**What to do:** Read through the records below and copy each line that uses the word "рабочего".

**Collected data entries:**
## START

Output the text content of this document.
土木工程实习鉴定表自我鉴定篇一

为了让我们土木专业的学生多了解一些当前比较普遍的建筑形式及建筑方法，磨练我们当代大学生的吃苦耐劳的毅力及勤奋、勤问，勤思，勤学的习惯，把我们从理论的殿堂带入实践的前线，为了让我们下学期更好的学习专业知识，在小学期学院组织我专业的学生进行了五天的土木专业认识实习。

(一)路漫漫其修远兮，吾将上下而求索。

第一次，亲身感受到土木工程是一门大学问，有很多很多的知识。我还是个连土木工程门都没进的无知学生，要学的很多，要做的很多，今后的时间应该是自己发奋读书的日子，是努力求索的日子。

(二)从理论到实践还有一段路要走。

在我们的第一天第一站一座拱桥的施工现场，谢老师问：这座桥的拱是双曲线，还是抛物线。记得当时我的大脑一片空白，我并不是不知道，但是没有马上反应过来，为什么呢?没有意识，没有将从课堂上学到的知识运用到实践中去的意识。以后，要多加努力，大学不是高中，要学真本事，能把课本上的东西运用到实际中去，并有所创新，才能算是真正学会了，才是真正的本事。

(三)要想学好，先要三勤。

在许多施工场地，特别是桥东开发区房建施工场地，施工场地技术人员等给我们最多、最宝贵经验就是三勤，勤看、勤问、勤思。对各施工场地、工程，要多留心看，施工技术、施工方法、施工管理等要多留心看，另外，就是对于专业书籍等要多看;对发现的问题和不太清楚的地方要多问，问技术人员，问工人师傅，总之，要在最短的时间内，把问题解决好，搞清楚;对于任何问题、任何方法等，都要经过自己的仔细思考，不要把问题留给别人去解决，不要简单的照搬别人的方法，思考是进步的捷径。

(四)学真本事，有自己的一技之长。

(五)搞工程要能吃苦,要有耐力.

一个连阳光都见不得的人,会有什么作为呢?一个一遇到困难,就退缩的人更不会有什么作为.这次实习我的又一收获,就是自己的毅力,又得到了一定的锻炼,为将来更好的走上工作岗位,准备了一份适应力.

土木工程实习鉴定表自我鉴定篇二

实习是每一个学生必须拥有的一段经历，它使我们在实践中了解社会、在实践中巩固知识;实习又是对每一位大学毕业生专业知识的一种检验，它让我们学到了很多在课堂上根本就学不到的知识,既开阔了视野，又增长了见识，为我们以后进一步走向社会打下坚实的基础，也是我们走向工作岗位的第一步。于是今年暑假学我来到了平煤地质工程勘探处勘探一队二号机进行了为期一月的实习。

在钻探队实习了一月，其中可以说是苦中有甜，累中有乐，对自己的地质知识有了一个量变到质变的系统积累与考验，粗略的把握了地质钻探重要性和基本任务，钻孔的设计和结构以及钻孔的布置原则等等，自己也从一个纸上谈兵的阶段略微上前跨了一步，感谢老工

## END
## START

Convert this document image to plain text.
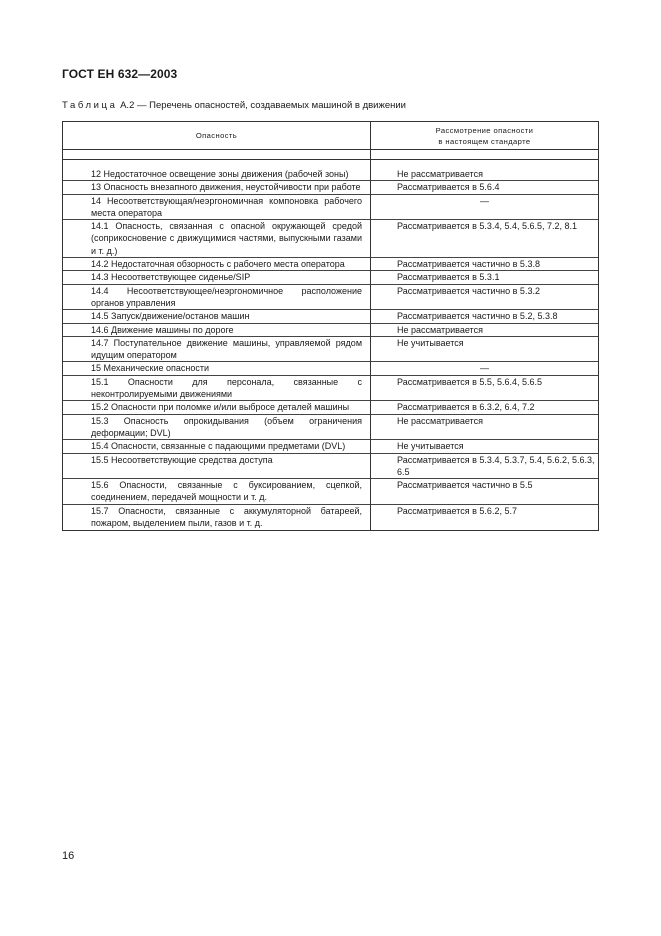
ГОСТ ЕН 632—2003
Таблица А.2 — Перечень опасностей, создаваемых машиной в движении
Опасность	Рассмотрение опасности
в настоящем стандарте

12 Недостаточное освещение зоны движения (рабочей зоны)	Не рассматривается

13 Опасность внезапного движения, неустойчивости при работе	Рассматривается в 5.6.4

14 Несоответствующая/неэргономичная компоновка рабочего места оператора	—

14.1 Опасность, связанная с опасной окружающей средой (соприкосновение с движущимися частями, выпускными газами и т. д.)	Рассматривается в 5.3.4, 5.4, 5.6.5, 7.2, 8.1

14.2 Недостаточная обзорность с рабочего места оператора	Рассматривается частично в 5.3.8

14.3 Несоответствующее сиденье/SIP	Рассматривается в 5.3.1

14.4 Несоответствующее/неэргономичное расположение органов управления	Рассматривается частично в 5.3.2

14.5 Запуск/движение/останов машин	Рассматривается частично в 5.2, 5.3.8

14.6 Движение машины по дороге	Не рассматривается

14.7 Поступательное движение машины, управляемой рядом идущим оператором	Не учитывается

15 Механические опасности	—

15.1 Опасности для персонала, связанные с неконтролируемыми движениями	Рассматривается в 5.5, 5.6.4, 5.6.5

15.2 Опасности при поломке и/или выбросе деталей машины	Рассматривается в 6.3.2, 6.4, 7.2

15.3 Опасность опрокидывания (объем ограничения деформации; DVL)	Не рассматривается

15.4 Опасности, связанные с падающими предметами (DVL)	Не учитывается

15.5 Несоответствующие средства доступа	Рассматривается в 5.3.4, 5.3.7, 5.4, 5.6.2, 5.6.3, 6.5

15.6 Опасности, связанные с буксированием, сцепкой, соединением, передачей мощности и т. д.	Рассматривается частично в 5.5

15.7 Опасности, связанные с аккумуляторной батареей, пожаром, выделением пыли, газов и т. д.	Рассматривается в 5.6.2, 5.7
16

## END

**Result of the exercise:**
14 Несоответствующая/неэргономичная компоновка рабочего места оператора	—
14.2 Недостаточная обзорность с рабочего места оператора	Рассматривается частично в 5.3.8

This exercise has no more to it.